• What the task asks
Copy each record exactly as it reads, leaving out any pictures it holds.

• Records for this task

[Start]

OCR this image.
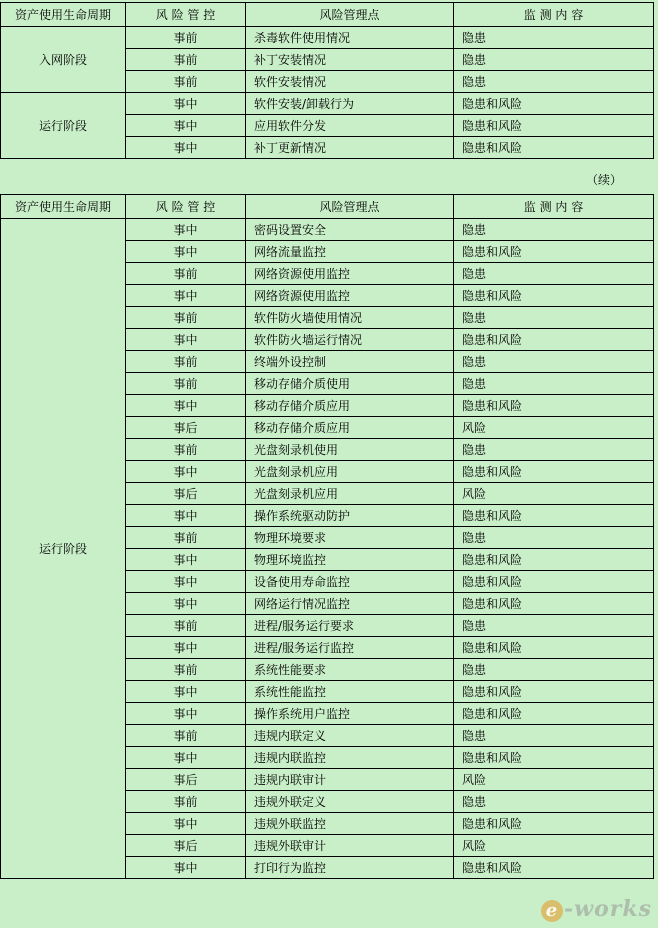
资产使用生命周期	风 险 管 控	风险管理点	监 测 内 容
入网阶段	事前	杀毒软件使用情况	隐患
	事前	补丁安装情况	隐患
	事前	软件安装情况	隐患
运行阶段	事中	软件安装/卸载行为	隐患和风险
	事中	应用软件分发	隐患和风险
	事中	补丁更新情况	隐患和风险
（续）
资产使用生命周期	风 险 管 控	风险管理点	监 测 内 容
运行阶段	事中	密码设置安全	隐患
	事中	网络流量监控	隐患和风险
	事前	网络资源使用监控	隐患
	事中	网络资源使用监控	隐患和风险
	事前	软件防火墙使用情况	隐患
	事中	软件防火墙运行情况	隐患和风险
	事前	终端外设控制	隐患
	事前	移动存储介质使用	隐患
	事中	移动存储介质应用	隐患和风险
	事后	移动存储介质应用	风险
	事前	光盘刻录机使用	隐患
	事中	光盘刻录机应用	隐患和风险
	事后	光盘刻录机应用	风险
	事中	操作系统驱动防护	隐患和风险
	事前	物理环境要求	隐患
	事中	物理环境监控	隐患和风险
	事中	设备使用寿命监控	隐患和风险
	事中	网络运行情况监控	隐患和风险
	事前	进程/服务运行要求	隐患
	事中	进程/服务运行监控	隐患和风险
	事前	系统性能要求	隐患
	事中	系统性能监控	隐患和风险
	事中	操作系统用户监控	隐患和风险
	事前	违规内联定义	隐患
	事中	违规内联监控	隐患和风险
	事后	违规内联审计	风险
	事前	违规外联定义	隐患
	事中	违规外联监控	隐患和风险
	事后	违规外联审计	风险
	事中	打印行为监控	隐患和风险
e -works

[End]

• Full answer
OCR this image.
资产使用生命周期	风 险 管 控	风险管理点	监 测 内 容
入网阶段	事前	杀毒软件使用情况	隐患
	事前	补丁安装情况	隐患
	事前	软件安装情况	隐患
运行阶段	事中	软件安装/卸载行为	隐患和风险
	事中	应用软件分发	隐患和风险
	事中	补丁更新情况	隐患和风险
（续）
资产使用生命周期	风 险 管 控	风险管理点	监 测 内 容
运行阶段	事中	密码设置安全	隐患
	事中	网络流量监控	隐患和风险
	事前	网络资源使用监控	隐患
	事中	网络资源使用监控	隐患和风险
	事前	软件防火墙使用情况	隐患
	事中	软件防火墙运行情况	隐患和风险
	事前	终端外设控制	隐患
	事前	移动存储介质使用	隐患
	事中	移动存储介质应用	隐患和风险
	事后	移动存储介质应用	风险
	事前	光盘刻录机使用	隐患
	事中	光盘刻录机应用	隐患和风险
	事后	光盘刻录机应用	风险
	事中	操作系统驱动防护	隐患和风险
	事前	物理环境要求	隐患
	事中	物理环境监控	隐患和风险
	事中	设备使用寿命监控	隐患和风险
	事中	网络运行情况监控	隐患和风险
	事前	进程/服务运行要求	隐患
	事中	进程/服务运行监控	隐患和风险
	事前	系统性能要求	隐患
	事中	系统性能监控	隐患和风险
	事中	操作系统用户监控	隐患和风险
	事前	违规内联定义	隐患
	事中	违规内联监控	隐患和风险
	事后	违规内联审计	风险
	事前	违规外联定义	隐患
	事中	违规外联监控	隐患和风险
	事后	违规外联审计	风险
	事中	打印行为监控	隐患和风险
e -works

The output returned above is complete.